Directions for this task
Can you copy out the data exactly? Leave the images out.
· · ·
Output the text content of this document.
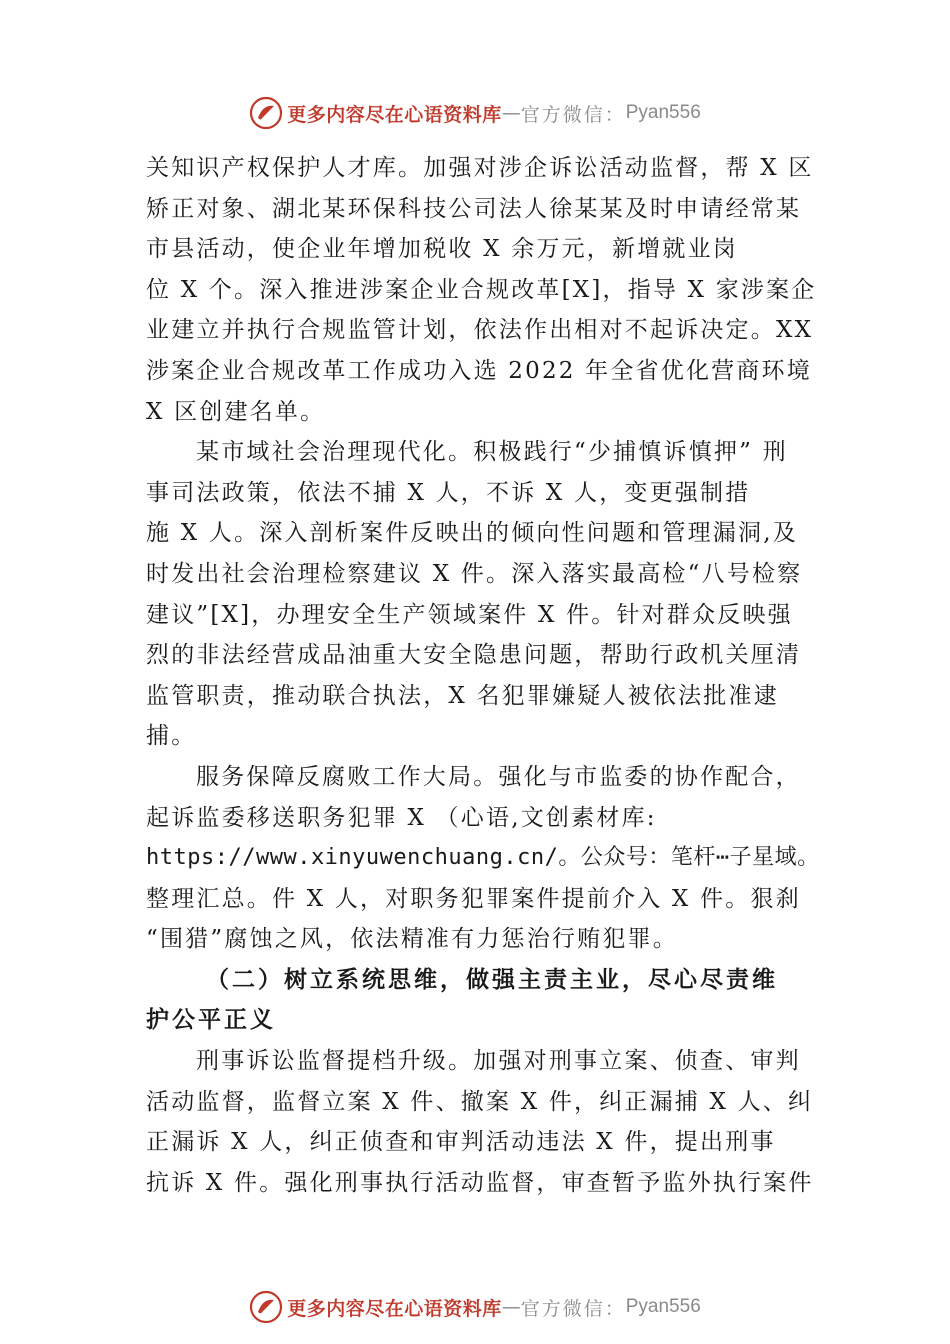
更多内容尽在心语资料库 — 官方微信： Pyan556
关知识产权保护人才库。加强对涉企诉讼活动监督，帮 X 区
矫正对象、湖北某环保科技公司法人徐某某及时申请经常某
市县活动，使企业年增加税收 X 余万元，新增就业岗
位 X 个。深入推进涉案企业合规改革[X]，指导 X 家涉案企
业建立并执行合规监管计划，依法作出相对不起诉决定。XX
涉案企业合规改革工作成功入选 2022 年全省优化营商环境
X 区创建名单。
某市域社会治理现代化。积极践行“少捕慎诉慎押” 刑
事司法政策，依法不捕 X 人，不诉 X 人，变更强制措
施 X 人。深入剖析案件反映出的倾向性问题和管理漏洞,及
时发出社会治理检察建议 X 件。深入落实最高检“八号检察
建议”[X]，办理安全生产领域案件 X 件。针对群众反映强
烈的非法经营成品油重大安全隐患问题，帮助行政机关厘清
监管职责，推动联合执法，X 名犯罪嫌疑人被依法批准逮
捕。
服务保障反腐败工作大局。强化与市监委的协作配合，
起诉监委移送职务犯罪 X （心语,文创素材库:
https://www.xinyuwenchuang.cn/。公众号：笔杆⋯子星域。
整理汇总。件 X 人，对职务犯罪案件提前介入 X 件。狠刹
“围猎”腐蚀之风，依法精准有力惩治行贿犯罪。
（二）树立系统思维，做强主责主业，尽心尽责维
护公平正义
刑事诉讼监督提档升级。加强对刑事立案、侦查、审判
活动监督，监督立案 X 件、撤案 X 件，纠正漏捕 X 人、纠
正漏诉 X 人，纠正侦查和审判活动违法 X 件，提出刑事
抗诉 X 件。强化刑事执行活动监督，审查暂予监外执行案件
更多内容尽在心语资料库 — 官方微信： Pyan556
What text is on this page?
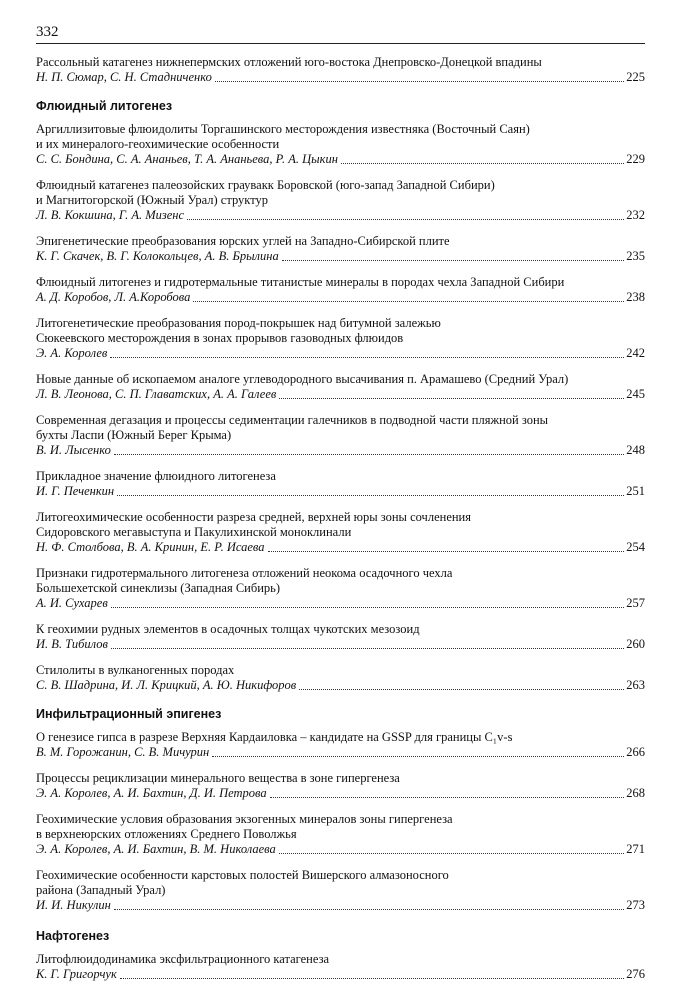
332
Рассольный катагенез нижнепермских отложений юго-востока Днепровско-Донецкой впадины
Н. П. Сюмар, С. Н. Стадниченко	225
Флюидный литогенез
Аргиллизитовые флюидолиты Торгашинского месторождения известняка (Восточный Саян)
и их минералого-геохимические особенности
С. С. Бондина, С. А. Ананьев, Т. А. Ананьева, Р. А. Цыкин	229
Флюидный катагенез палеозойских граувакк Боровской (юго-запад Западной Сибири)
и Магнитогорской (Южный Урал) структур
Л. В. Кокшина, Г. А. Мизенс	232
Эпигенетические преобразования юрских углей на Западно-Сибирской плите
К. Г. Скачек, В. Г. Колокольцев, А. В. Брылина	235
Флюидный литогенез и гидротермальные титанистые минералы в породах чехла Западной Сибири
А. Д. Коробов, Л. А.Коробова	238
Литогенетические преобразования пород-покрышек над битумной залежью
Сюкеевского месторождения в зонах прорывов газоводных флюидов
Э. А. Королев	242
Новые данные об ископаемом аналоге углеводородного высачивания п. Арамашево (Средний Урал)
Л. В. Леонова, С. П. Главатских, А. А. Галеев	245
Современная дегазация и процессы седиментации галечников в подводной части пляжной зоны
бухты Ласпи (Южный Берег Крыма)
В. И. Лысенко	248
Прикладное значение флюидного литогенеза
И. Г. Печенкин	251
Литогеохимические особенности разреза средней, верхней юры зоны сочленения
Сидоровского мегавыступа и Пакулихинской моноклинали
Н. Ф. Столбова, В. А. Кринин, Е. Р. Исаева	254
Признаки гидротермального литогенеза отложений неокома осадочного чехла
Большехетской синеклизы (Западная Сибирь)
А. И. Сухарев	257
К геохимии рудных элементов в осадочных толщах чукотских мезозоид
И. В. Тибилов	260
Стилолиты в вулканогенных породах
С. В. Шадрина, И. Л. Крицкий, А. Ю. Никифоров	263
Инфильтрационный эпигенез
О генезисе гипса в разрезе Верхняя Кардаиловка – кандидате на GSSP для границы C₁v-s
В. М. Горожанин, С. В. Мичурин	266
Процессы рециклизации минерального вещества в зоне гипергенеза
Э. А. Королев, А. И. Бахтин, Д. И. Петрова	268
Геохимические условия образования экзогенных минералов зоны гипергенеза
в верхнеюрских отложениях Среднего Поволжья
Э. А. Королев, А. И. Бахтин, В. М. Николаева	271
Геохимические особенности карстовых полостей Вишерского алмазоносного
района (Западный Урал)
И. И. Никулин	273
Нафтогенез
Литофлюидодинамика эксфильтрационного катагенеза
К. Г. Григорчук	276
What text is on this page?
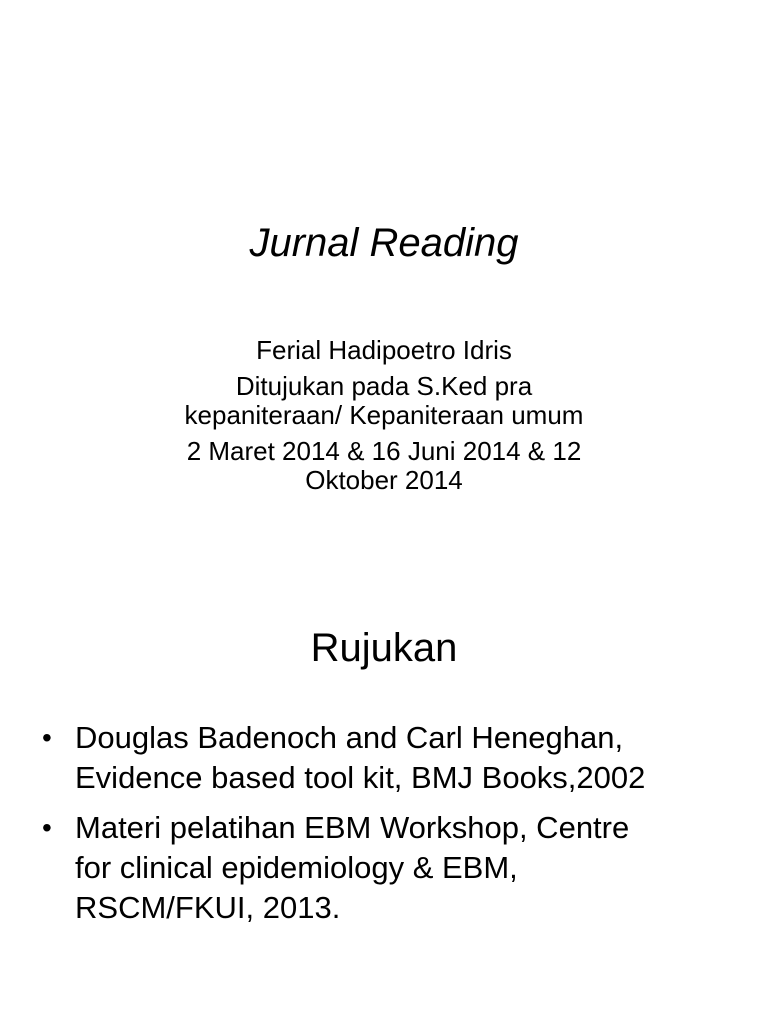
Jurnal Reading
Ferial Hadipoetro Idris
Ditujukan pada S.Ked pra
kepaniteraan/ Kepaniteraan umum
2 Maret 2014 & 16 Juni 2014 & 12
Oktober 2014
Rujukan
• Douglas Badenoch and Carl Heneghan,
Evidence based tool kit, BMJ Books,2002
• Materi pelatihan EBM Workshop, Centre
for clinical epidemiology & EBM,
RSCM/FKUI, 2013.
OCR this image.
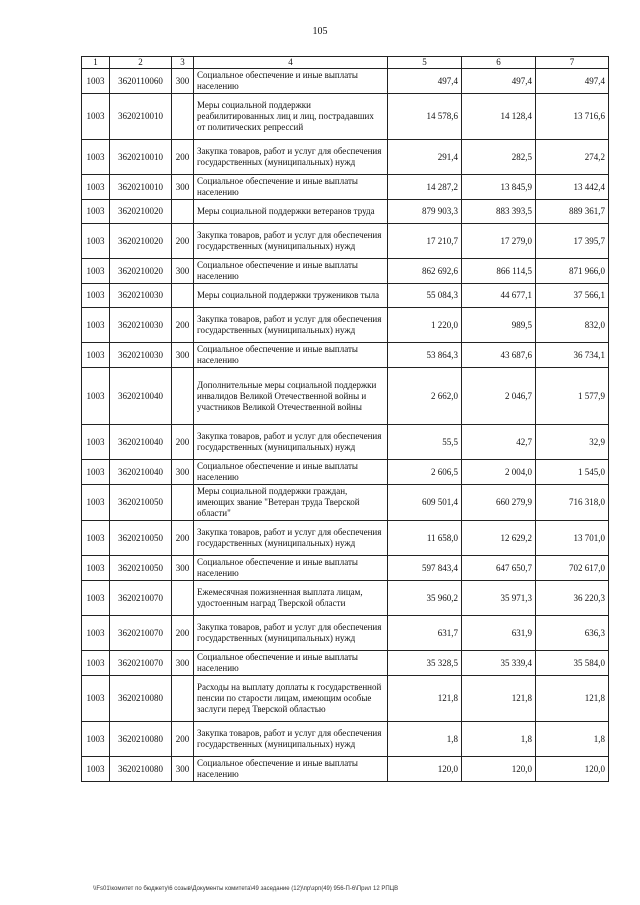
105
1	2	3	4	5	6	7
1003	3620110060	300	Социальное обеспечение и иные выплаты населению	497,4	497,4	497,4
1003	3620210010		Меры социальной поддержки реабилитированных лиц и лиц, пострадавших от политических репрессий	14 578,6	14 128,4	13 716,6
1003	3620210010	200	Закупка товаров, работ и услуг для обеспечения государственных (муниципальных) нужд	291,4	282,5	274,2
1003	3620210010	300	Социальное обеспечение и иные выплаты населению	14 287,2	13 845,9	13 442,4
1003	3620210020		Меры социальной поддержки ветеранов труда	879 903,3	883 393,5	889 361,7
1003	3620210020	200	Закупка товаров, работ и услуг для обеспечения государственных (муниципальных) нужд	17 210,7	17 279,0	17 395,7
1003	3620210020	300	Социальное обеспечение и иные выплаты населению	862 692,6	866 114,5	871 966,0
1003	3620210030		Меры социальной поддержки тружеников тыла	55 084,3	44 677,1	37 566,1
1003	3620210030	200	Закупка товаров, работ и услуг для обеспечения государственных (муниципальных) нужд	1 220,0	989,5	832,0
1003	3620210030	300	Социальное обеспечение и иные выплаты населению	53 864,3	43 687,6	36 734,1
1003	3620210040		Дополнительные меры социальной поддержки инвалидов Великой Отечественной войны и участников Великой Отечественной войны	2 662,0	2 046,7	1 577,9
1003	3620210040	200	Закупка товаров, работ и услуг для обеспечения государственных (муниципальных) нужд	55,5	42,7	32,9
1003	3620210040	300	Социальное обеспечение и иные выплаты населению	2 606,5	2 004,0	1 545,0
1003	3620210050		Меры социальной поддержки граждан, имеющих звание "Ветеран труда Тверской области"	609 501,4	660 279,9	716 318,0
1003	3620210050	200	Закупка товаров, работ и услуг для обеспечения государственных (муниципальных) нужд	11 658,0	12 629,2	13 701,0
1003	3620210050	300	Социальное обеспечение и иные выплаты населению	597 843,4	647 650,7	702 617,0
1003	3620210070		Ежемесячная пожизненная выплата лицам, удостоенным наград Тверской области	35 960,2	35 971,3	36 220,3
1003	3620210070	200	Закупка товаров, работ и услуг для обеспечения государственных (муниципальных) нужд	631,7	631,9	636,3
1003	3620210070	300	Социальное обеспечение и иные выплаты населению	35 328,5	35 339,4	35 584,0
1003	3620210080		Расходы на выплату доплаты к государственной пенсии по старости лицам, имеющим особые заслуги перед Тверской областью	121,8	121,8	121,8
1003	3620210080	200	Закупка товаров, работ и услуг для обеспечения государственных (муниципальных) нужд	1,8	1,8	1,8
1003	3620210080	300	Социальное обеспечение и иные выплаты населению	120,0	120,0	120,0
\\Fs01\комитет по бюджету\6 созыв\Документы комитета\49 заседание (12)\пр\зрп(49) 956-П-6\Прил 12 РПЦВ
· · ·
Task solution
Output the text content of this document.
更多内容尽在心语资料库 — 官方微信： Pyan556
关知识产权保护人才库。加强对涉企诉讼活动监督，帮 X 区
矫正对象、湖北某环保科技公司法人徐某某及时申请经常某
市县活动，使企业年增加税收 X 余万元，新增就业岗
位 X 个。深入推进涉案企业合规改革[X]，指导 X 家涉案企
业建立并执行合规监管计划，依法作出相对不起诉决定。XX
涉案企业合规改革工作成功入选 2022 年全省优化营商环境
X 区创建名单。
某市域社会治理现代化。积极践行“少捕慎诉慎押” 刑
事司法政策，依法不捕 X 人，不诉 X 人，变更强制措
施 X 人。深入剖析案件反映出的倾向性问题和管理漏洞,及
时发出社会治理检察建议 X 件。深入落实最高检“八号检察
建议”[X]，办理安全生产领域案件 X 件。针对群众反映强
烈的非法经营成品油重大安全隐患问题，帮助行政机关厘清
监管职责，推动联合执法，X 名犯罪嫌疑人被依法批准逮
捕。
服务保障反腐败工作大局。强化与市监委的协作配合，
起诉监委移送职务犯罪 X （心语,文创素材库:
https://www.xinyuwenchuang.cn/。公众号：笔杆⋯子星域。
整理汇总。件 X 人，对职务犯罪案件提前介入 X 件。狠刹
“围猎”腐蚀之风，依法精准有力惩治行贿犯罪。
（二）树立系统思维，做强主责主业，尽心尽责维
护公平正义
刑事诉讼监督提档升级。加强对刑事立案、侦查、审判
活动监督，监督立案 X 件、撤案 X 件，纠正漏捕 X 人、纠
正漏诉 X 人，纠正侦查和审判活动违法 X 件，提出刑事
抗诉 X 件。强化刑事执行活动监督，审查暂予监外执行案件
更多内容尽在心语资料库 — 官方微信： Pyan556
What text is on this page?
332
Рассольный катагенез нижнепермских отложений юго-востока Днепровско-Донецкой впадины
Н. П. Сюмар, С. Н. Стадниченко	225
Флюидный литогенез
Аргиллизитовые флюидолиты Торгашинского месторождения известняка (Восточный Саян)
и их минералого-геохимические особенности
С. С. Бондина, С. А. Ананьев, Т. А. Ананьева, Р. А. Цыкин	229
Флюидный катагенез палеозойских граувакк Боровской (юго-запад Западной Сибири)
и Магнитогорской (Южный Урал) структур
Л. В. Кокшина, Г. А. Мизенс	232
Эпигенетические преобразования юрских углей на Западно-Сибирской плите
К. Г. Скачек, В. Г. Колокольцев, А. В. Брылина	235
Флюидный литогенез и гидротермальные титанистые минералы в породах чехла Западной Сибири
А. Д. Коробов, Л. А.Коробова	238
Литогенетические преобразования пород-покрышек над битумной залежью
Сюкеевского месторождения в зонах прорывов газоводных флюидов
Э. А. Королев	242
Новые данные об ископаемом аналоге углеводородного высачивания п. Арамашево (Средний Урал)
Л. В. Леонова, С. П. Главатских, А. А. Галеев	245
Современная дегазация и процессы седиментации галечников в подводной части пляжной зоны
бухты Ласпи (Южный Берег Крыма)
В. И. Лысенко	248
Прикладное значение флюидного литогенеза
И. Г. Печенкин	251
Литогеохимические особенности разреза средней, верхней юры зоны сочленения
Сидоровского мегавыступа и Пакулихинской моноклинали
Н. Ф. Столбова, В. А. Кринин, Е. Р. Исаева	254
Признаки гидротермального литогенеза отложений неокома осадочного чехла
Большехетской синеклизы (Западная Сибирь)
А. И. Сухарев	257
К геохимии рудных элементов в осадочных толщах чукотских мезозоид
И. В. Тибилов	260
Стилолиты в вулканогенных породах
С. В. Шадрина, И. Л. Крицкий, А. Ю. Никифоров	263
Инфильтрационный эпигенез
О генезисе гипса в разрезе Верхняя Кардаиловка – кандидате на GSSP для границы C₁v-s
В. М. Горожанин, С. В. Мичурин	266
Процессы рециклизации минерального вещества в зоне гипергенеза
Э. А. Королев, А. И. Бахтин, Д. И. Петрова	268
Геохимические условия образования экзогенных минералов зоны гипергенеза
в верхнеюрских отложениях Среднего Поволжья
Э. А. Королев, А. И. Бахтин, В. М. Николаева	271
Геохимические особенности карстовых полостей Вишерского алмазоносного
района (Западный Урал)
И. И. Никулин	273
Нафтогенез
Литофлюидодинамика эксфильтрационного катагенеза
К. Г. Григорчук	276
What text is on this page?
Jurnal Reading
Ferial Hadipoetro Idris
Ditujukan pada S.Ked pra
kepaniteraan/ Kepaniteraan umum
2 Maret 2014 & 16 Juni 2014 & 12
Oktober 2014
Rujukan
• Douglas Badenoch and Carl Heneghan,
Evidence based tool kit, BMJ Books,2002
• Materi pelatihan EBM Workshop, Centre
for clinical epidemiology & EBM,
RSCM/FKUI, 2013.
OCR this image.
105
1	2	3	4	5	6	7
1003	3620110060	300	Социальное обеспечение и иные выплаты населению	497,4	497,4	497,4
1003	3620210010		Меры социальной поддержки реабилитированных лиц и лиц, пострадавших от политических репрессий	14 578,6	14 128,4	13 716,6
1003	3620210010	200	Закупка товаров, работ и услуг для обеспечения государственных (муниципальных) нужд	291,4	282,5	274,2
1003	3620210010	300	Социальное обеспечение и иные выплаты населению	14 287,2	13 845,9	13 442,4
1003	3620210020		Меры социальной поддержки ветеранов труда	879 903,3	883 393,5	889 361,7
1003	3620210020	200	Закупка товаров, работ и услуг для обеспечения государственных (муниципальных) нужд	17 210,7	17 279,0	17 395,7
1003	3620210020	300	Социальное обеспечение и иные выплаты населению	862 692,6	866 114,5	871 966,0
1003	3620210030		Меры социальной поддержки тружеников тыла	55 084,3	44 677,1	37 566,1
1003	3620210030	200	Закупка товаров, работ и услуг для обеспечения государственных (муниципальных) нужд	1 220,0	989,5	832,0
1003	3620210030	300	Социальное обеспечение и иные выплаты населению	53 864,3	43 687,6	36 734,1
1003	3620210040		Дополнительные меры социальной поддержки инвалидов Великой Отечественной войны и участников Великой Отечественной войны	2 662,0	2 046,7	1 577,9
1003	3620210040	200	Закупка товаров, работ и услуг для обеспечения государственных (муниципальных) нужд	55,5	42,7	32,9
1003	3620210040	300	Социальное обеспечение и иные выплаты населению	2 606,5	2 004,0	1 545,0
1003	3620210050		Меры социальной поддержки граждан, имеющих звание "Ветеран труда Тверской области"	609 501,4	660 279,9	716 318,0
1003	3620210050	200	Закупка товаров, работ и услуг для обеспечения государственных (муниципальных) нужд	11 658,0	12 629,2	13 701,0
1003	3620210050	300	Социальное обеспечение и иные выплаты населению	597 843,4	647 650,7	702 617,0
1003	3620210070		Ежемесячная пожизненная выплата лицам, удостоенным наград Тверской области	35 960,2	35 971,3	36 220,3
1003	3620210070	200	Закупка товаров, работ и услуг для обеспечения государственных (муниципальных) нужд	631,7	631,9	636,3
1003	3620210070	300	Социальное обеспечение и иные выплаты населению	35 328,5	35 339,4	35 584,0
1003	3620210080		Расходы на выплату доплаты к государственной пенсии по старости лицам, имеющим особые заслуги перед Тверской областью	121,8	121,8	121,8
1003	3620210080	200	Закупка товаров, работ и услуг для обеспечения государственных (муниципальных) нужд	1,8	1,8	1,8
1003	3620210080	300	Социальное обеспечение и иные выплаты населению	120,0	120,0	120,0
\\Fs01\комитет по бюджету\6 созыв\Документы комитета\49 заседание (12)\пр\зрп(49) 956-П-6\Прил 12 РПЦВ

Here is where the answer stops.